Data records
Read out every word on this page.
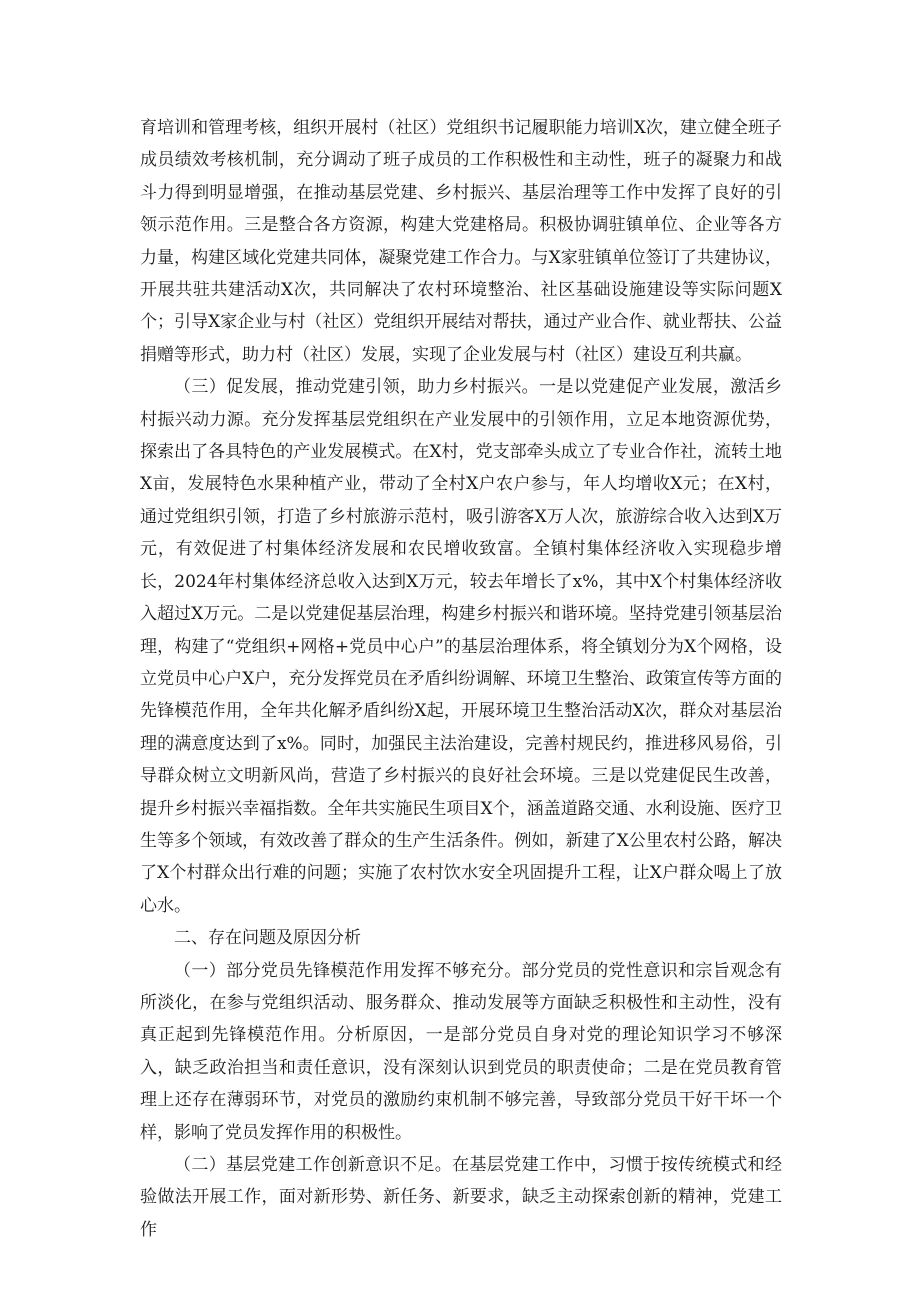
育培训和管理考核，组织开展村（社区）党组织书记履职能力培训X次，建立健全班子成员绩效考核机制，充分调动了班子成员的工作积极性和主动性，班子的凝聚力和战斗力得到明显增强，在推动基层党建、乡村振兴、基层治理等工作中发挥了良好的引领示范作用。三是整合各方资源，构建大党建格局。积极协调驻镇单位、企业等各方力量，构建区域化党建共同体，凝聚党建工作合力。与X家驻镇单位签订了共建协议，开展共驻共建活动X次，共同解决了农村环境整治、社区基础设施建设等实际问题X个；引导X家企业与村（社区）党组织开展结对帮扶，通过产业合作、就业帮扶、公益捐赠等形式，助力村（社区）发展，实现了企业发展与村（社区）建设互利共赢。

（三）促发展，推动党建引领，助力乡村振兴。一是以党建促产业发展，激活乡村振兴动力源。充分发挥基层党组织在产业发展中的引领作用，立足本地资源优势，探索出了各具特色的产业发展模式。在X村，党支部牵头成立了专业合作社，流转土地X亩，发展特色水果种植产业，带动了全村X户农户参与，年人均增收X元；在X村，通过党组织引领，打造了乡村旅游示范村，吸引游客X万人次，旅游综合收入达到X万元，有效促进了村集体经济发展和农民增收致富。全镇村集体经济收入实现稳步增长，2024年村集体经济总收入达到X万元，较去年增长了x%，其中X个村集体经济收入超过X万元。二是以党建促基层治理，构建乡村振兴和谐环境。坚持党建引领基层治理，构建了“党组织+网格+党员中心户”的基层治理体系，将全镇划分为X个网格，设立党员中心户X户，充分发挥党员在矛盾纠纷调解、环境卫生整治、政策宣传等方面的先锋模范作用，全年共化解矛盾纠纷X起，开展环境卫生整治活动X次，群众对基层治理的满意度达到了x%。同时，加强民主法治建设，完善村规民约，推进移风易俗，引导群众树立文明新风尚，营造了乡村振兴的良好社会环境。三是以党建促民生改善，提升乡村振兴幸福指数。全年共实施民生项目X个，涵盖道路交通、水利设施、医疗卫生等多个领域，有效改善了群众的生产生活条件。例如，新建了X公里农村公路，解决了X个村群众出行难的问题；实施了农村饮水安全巩固提升工程，让X户群众喝上了放心水。

二、存在问题及原因分析

（一）部分党员先锋模范作用发挥不够充分。部分党员的党性意识和宗旨观念有所淡化，在参与党组织活动、服务群众、推动发展等方面缺乏积极性和主动性，没有真正起到先锋模范作用。分析原因，一是部分党员自身对党的理论知识学习不够深入，缺乏政治担当和责任意识，没有深刻认识到党员的职责使命；二是在党员教育管理上还存在薄弱环节，对党员的激励约束机制不够完善，导致部分党员干好干坏一个样，影响了党员发挥作用的积极性。

（二）基层党建工作创新意识不足。在基层党建工作中，习惯于按传统模式和经验做法开展工作，面对新形势、新任务、新要求，缺乏主动探索创新的精神，党建工作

● Exercise description
Copy out all of the material exactly as written, without its pictures.

● Written answer
Read out every word on this page.
育培训和管理考核，组织开展村（社区）党组织书记履职能力培训X次，建立健全班子成员绩效考核机制，充分调动了班子成员的工作积极性和主动性，班子的凝聚力和战斗力得到明显增强，在推动基层党建、乡村振兴、基层治理等工作中发挥了良好的引领示范作用。三是整合各方资源，构建大党建格局。积极协调驻镇单位、企业等各方力量，构建区域化党建共同体，凝聚党建工作合力。与X家驻镇单位签订了共建协议，开展共驻共建活动X次，共同解决了农村环境整治、社区基础设施建设等实际问题X个；引导X家企业与村（社区）党组织开展结对帮扶，通过产业合作、就业帮扶、公益捐赠等形式，助力村（社区）发展，实现了企业发展与村（社区）建设互利共赢。

（三）促发展，推动党建引领，助力乡村振兴。一是以党建促产业发展，激活乡村振兴动力源。充分发挥基层党组织在产业发展中的引领作用，立足本地资源优势，探索出了各具特色的产业发展模式。在X村，党支部牵头成立了专业合作社，流转土地X亩，发展特色水果种植产业，带动了全村X户农户参与，年人均增收X元；在X村，通过党组织引领，打造了乡村旅游示范村，吸引游客X万人次，旅游综合收入达到X万元，有效促进了村集体经济发展和农民增收致富。全镇村集体经济收入实现稳步增长，2024年村集体经济总收入达到X万元，较去年增长了x%，其中X个村集体经济收入超过X万元。二是以党建促基层治理，构建乡村振兴和谐环境。坚持党建引领基层治理，构建了“党组织+网格+党员中心户”的基层治理体系，将全镇划分为X个网格，设立党员中心户X户，充分发挥党员在矛盾纠纷调解、环境卫生整治、政策宣传等方面的先锋模范作用，全年共化解矛盾纠纷X起，开展环境卫生整治活动X次，群众对基层治理的满意度达到了x%。同时，加强民主法治建设，完善村规民约，推进移风易俗，引导群众树立文明新风尚，营造了乡村振兴的良好社会环境。三是以党建促民生改善，提升乡村振兴幸福指数。全年共实施民生项目X个，涵盖道路交通、水利设施、医疗卫生等多个领域，有效改善了群众的生产生活条件。例如，新建了X公里农村公路，解决了X个村群众出行难的问题；实施了农村饮水安全巩固提升工程，让X户群众喝上了放心水。

二、存在问题及原因分析

（一）部分党员先锋模范作用发挥不够充分。部分党员的党性意识和宗旨观念有所淡化，在参与党组织活动、服务群众、推动发展等方面缺乏积极性和主动性，没有真正起到先锋模范作用。分析原因，一是部分党员自身对党的理论知识学习不够深入，缺乏政治担当和责任意识，没有深刻认识到党员的职责使命；二是在党员教育管理上还存在薄弱环节，对党员的激励约束机制不够完善，导致部分党员干好干坏一个样，影响了党员发挥作用的积极性。

（二）基层党建工作创新意识不足。在基层党建工作中，习惯于按传统模式和经验做法开展工作，面对新形势、新任务、新要求，缺乏主动探索创新的精神，党建工作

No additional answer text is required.